* _STATED PROBLEM_
List all lines in the material below that contain "šlehačkou".

* _DATA IN THIS EXERCISE_
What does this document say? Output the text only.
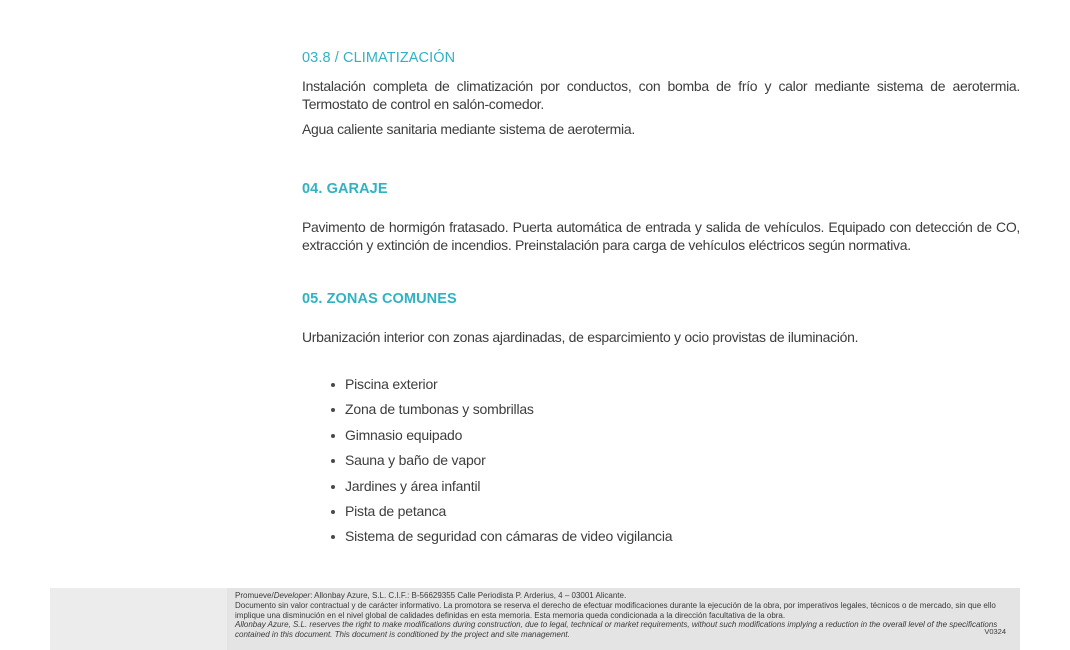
03.8 / CLIMATIZACIÓN

Instalación completa de climatización por conductos, con bomba de frío y calor mediante sistema de aerotermia. Termostato de control en salón-comedor.

Agua caliente sanitaria mediante sistema de aerotermia.

04. GARAJE

Pavimento de hormigón fratasado. Puerta automática de entrada y salida de vehículos. Equipado con detección de CO, extracción y extinción de incendios. Preinstalación para carga de vehículos eléctricos según normativa.

05. ZONAS COMUNES

Urbanización interior con zonas ajardinadas, de esparcimiento y ocio provistas de iluminación.

Piscina exterior
Zona de tumbonas y sombrillas
Gimnasio equipado
Sauna y baño de vapor
Jardines y área infantil
Pista de petanca
Sistema de seguridad con cámaras de video vigilancia

Promueve/Developer: Allonbay Azure, S.L. C.I.F.: B-56629355 Calle Periodista P. Arderius, 4 – 03001 Alicante.

Documento sin valor contractual y de carácter informativo. La promotora se reserva el derecho de efectuar modificaciones durante la ejecución de la obra, por imperativos legales, técnicos o de mercado, sin que ello implique una disminución en el nivel global de calidades definidas en esta memoria. Esta memoria queda condicionada a la dirección facultativa de la obra.

Allonbay Azure, S.L. reserves the right to make modifications during construction, due to legal, technical or market requirements, without such modifications implying a reduction in the overall level of the specifications contained in this document. This document is conditioned by the project and site management.	V0324
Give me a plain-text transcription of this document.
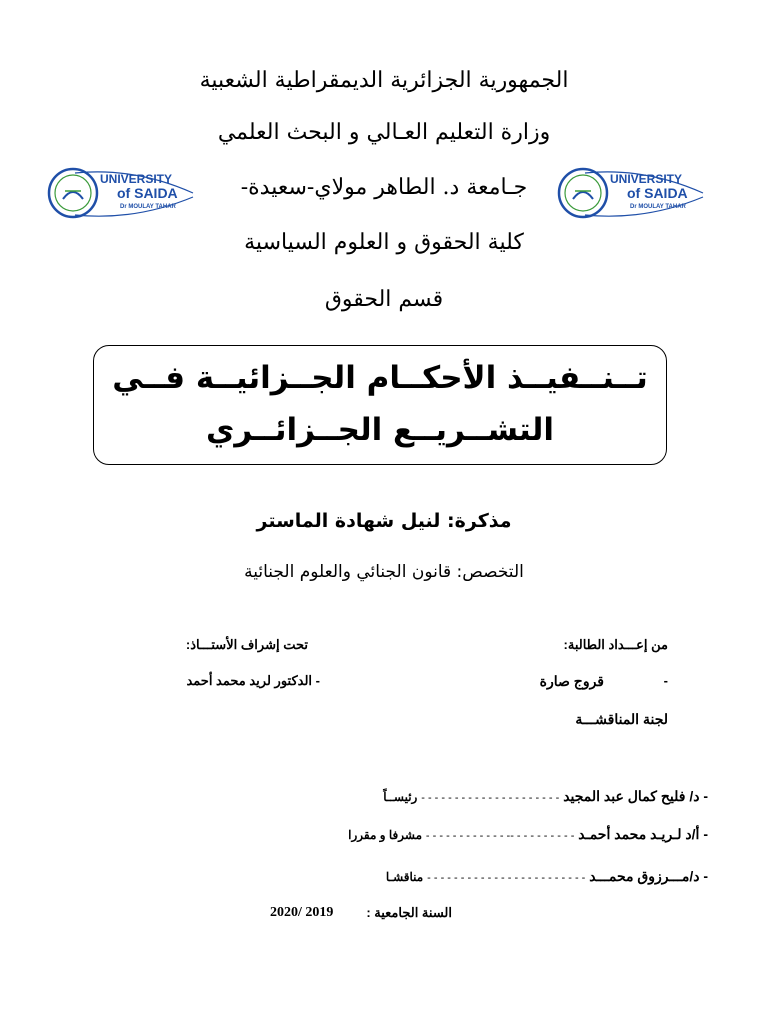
الجمهورية الجزائرية الديمقراطية الشعبية
وزارة التعليم العـالي و البحث العلمي
جـامعة د. الطاهر مولاي-سعيدة-
كلية الحقوق و العلوم السياسية
قسم الحقوق
UNIVERSITY
of SAIDA
Dr MOULAY TAHAR
UNIVERSITY
of SAIDA
Dr MOULAY TAHAR
تــنــفيــذ الأحكــام الجــزائيــة فــي
التشــريــع الجــزائــري
مذكرة: لنيل شهادة الماستر
التخصص: قانون الجنائي والعلوم الجنائية
من إعـــداد الطالبة:
تحت إشراف الأستـــاذ:
-
قروج صارة
- الدكتور لريد محمد أحمد
لجنة المناقشـــة
- د/ فليح كمال عبد المجيد - - - - - - - - - - - - - - - - - - - - - رئيســاً
- أ/د لـريـد محمد أحمـد - - - - - - - - - -- - - - - - - - - - - - - مشرفا و مقررا
- د/مـــرزوق محمـــد - - - - - - - - - - - - - - - - - - - - - - - - مناقشـا
السنة الجامعية :
2020/ 2019
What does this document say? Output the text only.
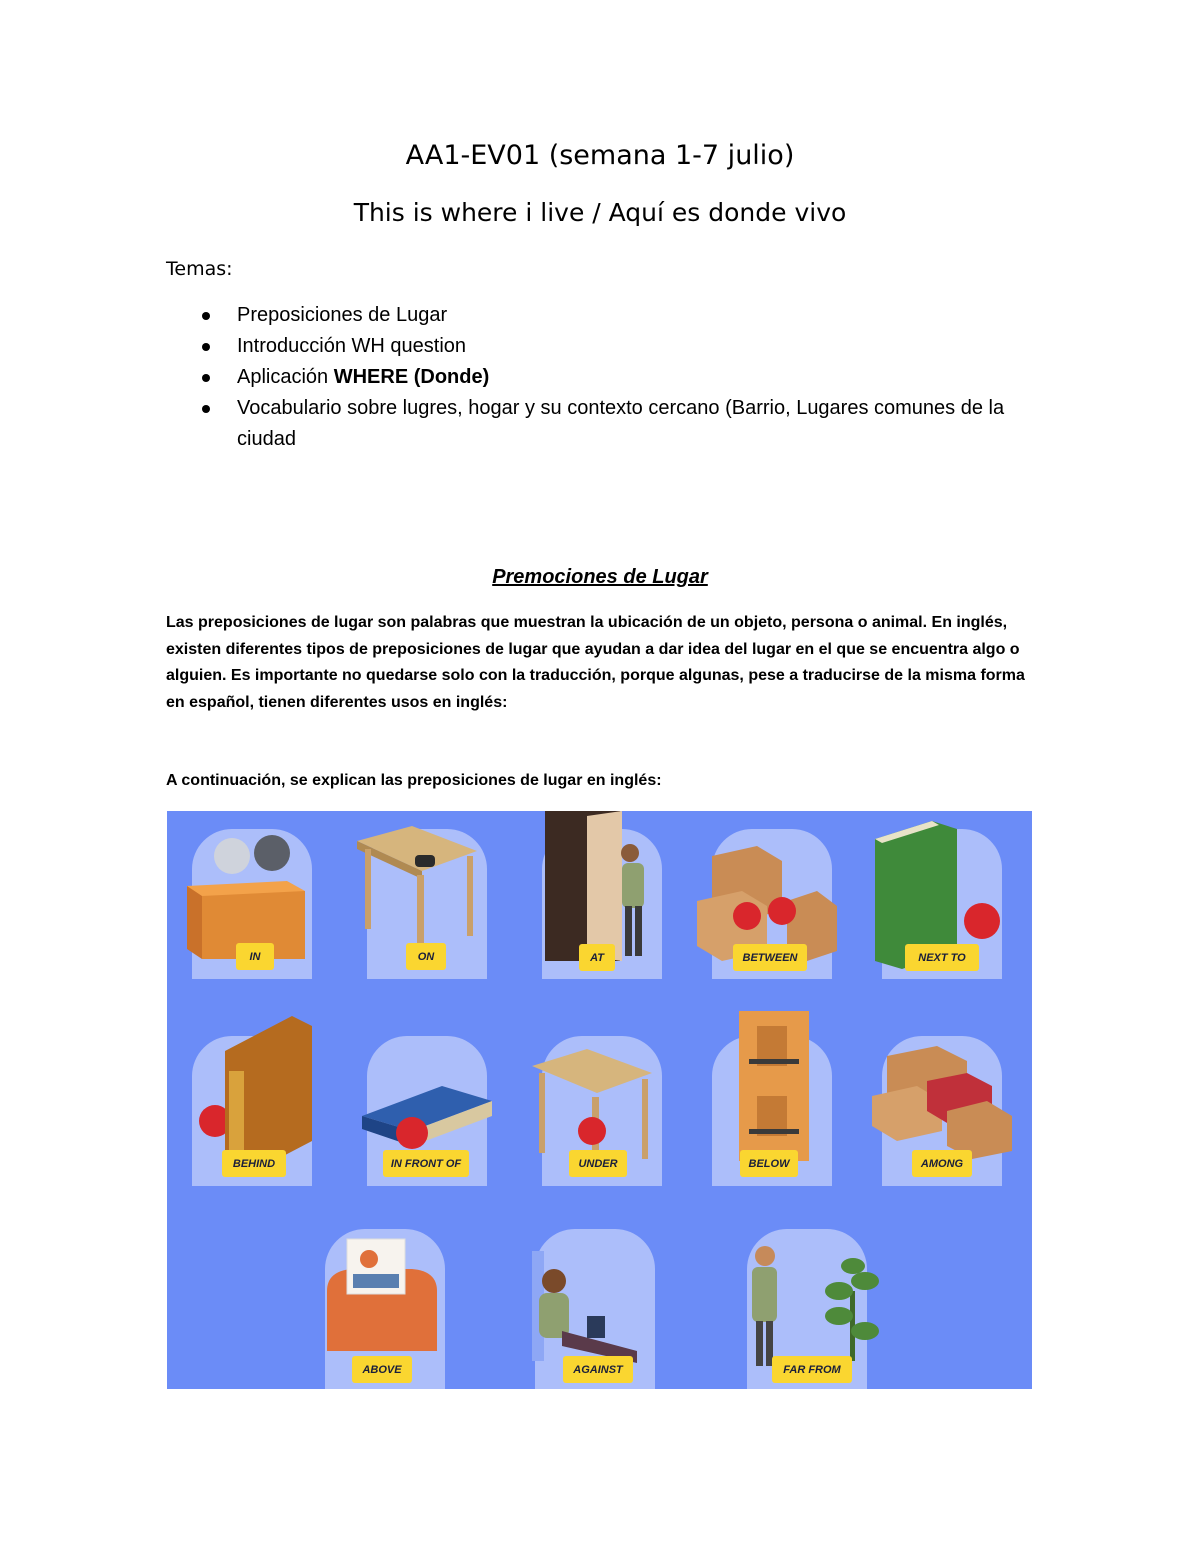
AA1-EV01 (semana 1-7 julio)
This is where i live / Aquí es donde vivo
Temas:
Preposiciones de Lugar
Introducción WH question
Aplicación WHERE (Donde)
Vocabulario sobre lugres, hogar y su contexto cercano (Barrio, Lugares comunes de la ciudad
Premociones de Lugar
Las preposiciones de lugar son palabras que muestran la ubicación de un objeto, persona o animal. En inglés, existen diferentes tipos de preposiciones de lugar que ayudan a dar idea del lugar en el que se encuentra algo o alguien. Es importante no quedarse solo con la traducción, porque algunas, pese a traducirse de la misma forma en español, tienen diferentes usos en inglés:
A continuación, se explican las preposiciones de lugar en inglés:
IN	ON	AT	BETWEEN	NEXT TO
BEHIND	IN FRONT OF	UNDER	BELOW	AMONG
ABOVE	AGAINST	FAR FROM
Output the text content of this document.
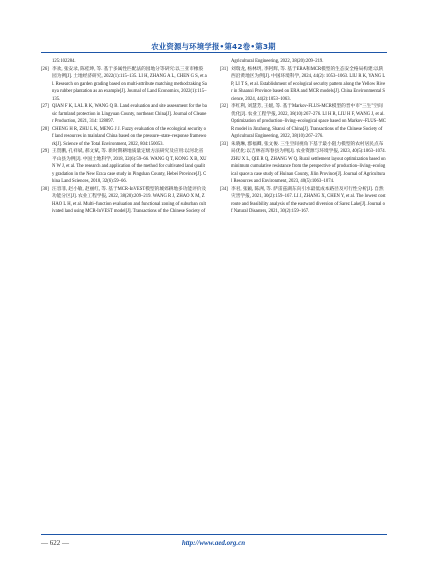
农业资源与环境学报•第42卷•第3期
125:102284.
[26] 李欢, 张安录, 陈桂珅, 等. 基于多属性匹配法的园地分等研究:以三亚市橡胶园为例[J]. 土地经济研究, 2022(1):115–135. LI H, ZHANG A L, CHEN G S, et al. Research on garden grading based on multi-attribute matching method:taking Sanya rubber plantation as an example[J]. Journal of Land Economics, 2022(1):115–135.
[27] QIAN F K, LAL R K, WANG Q B. Land evaluation and site assessment for the basic farmland protection in Lingyuan County, northeast China[J]. Journal of Cleaner Production, 2021, 314: 128097.
[28] CHENG H R, ZHU L K, MENG J J. Fuzzy evaluation of the ecological security of land resources in mainland China based on the pressure–state–response framework[J]. Science of the Total Environment, 2022, 804:150053.
[29] 王贺鹏, 孔祥斌, 郝文斌, 等. 新时期耕地质量定级方法研究及应用:以河北省平山县为例[J]. 中国土地科学, 2018, 32(6):59–66. WANG Q T, KONG X B, XUN W J, et al. The research and application of the method for cultivated land quality gradation in the New Era:a case study in Pingshan County, Hebei Province[J]. China Land Sciences, 2018, 32(6):59–66.
[30] 汪容菲, 赵小敏, 赵丽红, 等. 基于MCR-InVEST模型的城郊耕地多功能评价及功能分区[J]. 农业工程学报, 2022, 38(20):209–219. WANG R J, ZHAO X M, ZHAO L H, et al. Multi–function evaluation and functional zoning of suburban cultivated land using MCR-InVEST model[J]. Transactions of the Chinese Society of
Agricultural Engineering, 2022, 38(20):209–219.
[31] 刘瑞龙, 杨林玥, 李阿辉, 等. 基于ERA和MCR模型的生态安全格局构建:以陕西沿黄地区为例[J]. 中国环境科学, 2024, 44(2): 1053–1063. LIU R K, YANG L P, LI T S, et al. Establishment of ecological security pattern along the Yellow River in Shaanxi Province based on ERA and MCR models[J]. China Environmental Science, 2024, 44(2):1053–1063.
[32] 李红利, 刘慧芳, 王媛, 等. 基于Markov-FLUS-MCR模型的晋中市“三生”空间优化[J]. 农业工程学报, 2022, 38(10):267–276. LI H R, LIU H F, WANG J, et al. Optimization of production–living–ecological space based on Markov–FLUS–MCR model in Jinzhong, Shanxi of China[J]. Transactions of the Chinese Society of Agricultural Engineering, 2022, 38(10):267–276.
[33] 朱晓琳, 郡福卿, 张文俊. 三生空间视角下基于最小阻力模型的农村居民点布局优化:以吉林省珲春县为例[J]. 农业资源与环境学报, 2023, 40(5):1063–1074. ZHU X L, QIE R Q, ZHANG W Q. Rural settlement layout optimization based on minimum cumulative resistance from the perspective of production–living–ecological space:a case study of Huinan County, Jilin Province[J]. Journal of Agricultural Resources and Environment, 2023, 40(5):1063–1074.
[34] 李君, 张颖, 陈洲, 等. 萨雷兹湖东向引水最低成本路径及可行性分析[J]. 自然灾害学报, 2021, 30(2):159–167. LI J, ZHANG X, CHEN Y, et al. The lowest cost route and feasibility analysis of the eastward diversion of Sarez Lake[J]. Journal of Natural Disasters, 2021, 30(2):159–167.
— 622 —	http://www.aed.org.cn
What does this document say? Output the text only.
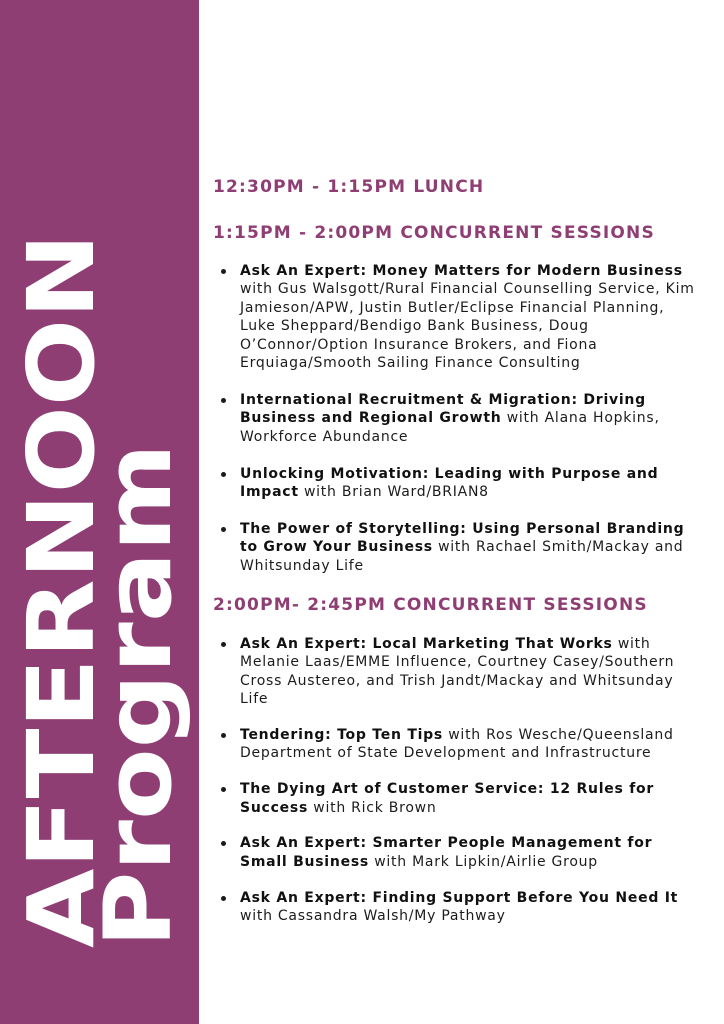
AFTERNOON
Program
12:30PM - 1:15PM LUNCH
1:15PM - 2:00PM CONCURRENT SESSIONS
Ask An Expert: Money Matters for Modern Business with Gus Walsgott/Rural Financial Counselling Service, Kim Jamieson/APW, Justin Butler/Eclipse Financial Planning, Luke Sheppard/Bendigo Bank Business, Doug O’Connor/Option Insurance Brokers, and Fiona Erquiaga/Smooth Sailing Finance Consulting
International Recruitment & Migration: Driving Business and Regional Growth with Alana Hopkins, Workforce Abundance
Unlocking Motivation: Leading with Purpose and Impact with Brian Ward/BRIAN8
The Power of Storytelling: Using Personal Branding to Grow Your Business with Rachael Smith/Mackay and Whitsunday Life
2:00PM- 2:45PM CONCURRENT SESSIONS
Ask An Expert: Local Marketing That Works with Melanie Laas/EMME Influence, Courtney Casey/Southern Cross Austereo, and Trish Jandt/Mackay and Whitsunday Life
Tendering: Top Ten Tips with Ros Wesche/Queensland Department of State Development and Infrastructure
The Dying Art of Customer Service: 12 Rules for Success with Rick Brown
Ask An Expert: Smarter People Management for Small Business with Mark Lipkin/Airlie Group
Ask An Expert: Finding Support Before You Need It with Cassandra Walsh/My Pathway
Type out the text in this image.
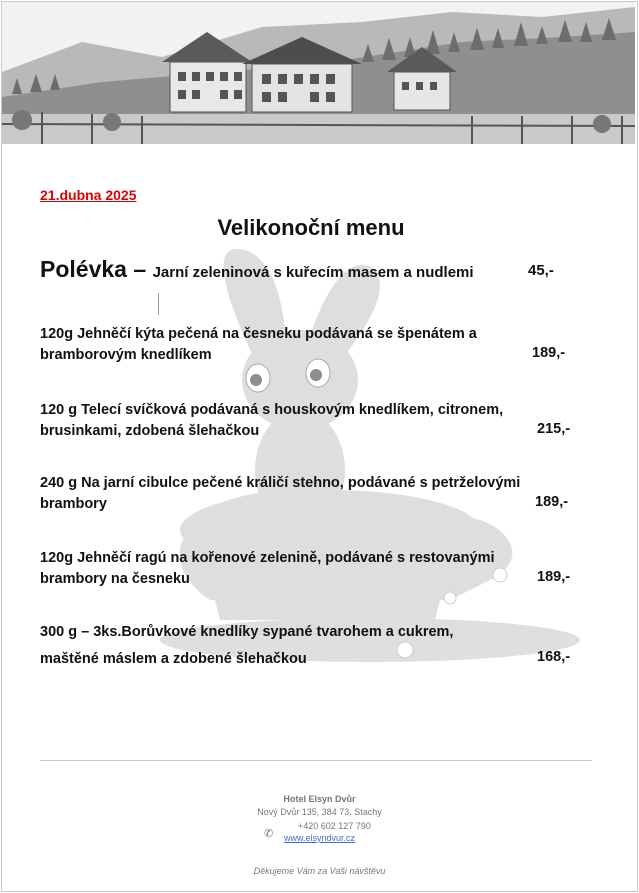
21.dubna 2025
Velikonoční menu
Polévka – Jarní zeleninová s kuřecím masem a nudlemi	45,-
120g Jehněčí kýta pečená na česneku podávaná se špenátem a
bramborovým knedlíkem	189,-
120 g Telecí svíčková podávaná s houskovým knedlíkem, citronem,
brusinkami, zdobená šlehačkou	215,-
240 g Na jarní cibulce pečené králičí stehno, podávané s petrželovými
brambory	189,-
120g Jehněčí ragú na kořenové zelenině, podávané s restovanými
brambory na česneku	189,-
300 g – 3ks.Borůvkové knedlíky sypané tvarohem a cukrem,
maštěné máslem a zdobené šlehačkou	168,-
Hotel Elsyn Dvůr
Nový Dvůr 135, 384 73, Stachy
www.elsyndvur.cz
Děkujeme Vám za Vaši návštěvu
✆
+420 602 127 790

* _OUTPUT BELOW_
brusinkami, zdobená šlehačkou	215,-
maštěné máslem a zdobené šlehačkou	168,-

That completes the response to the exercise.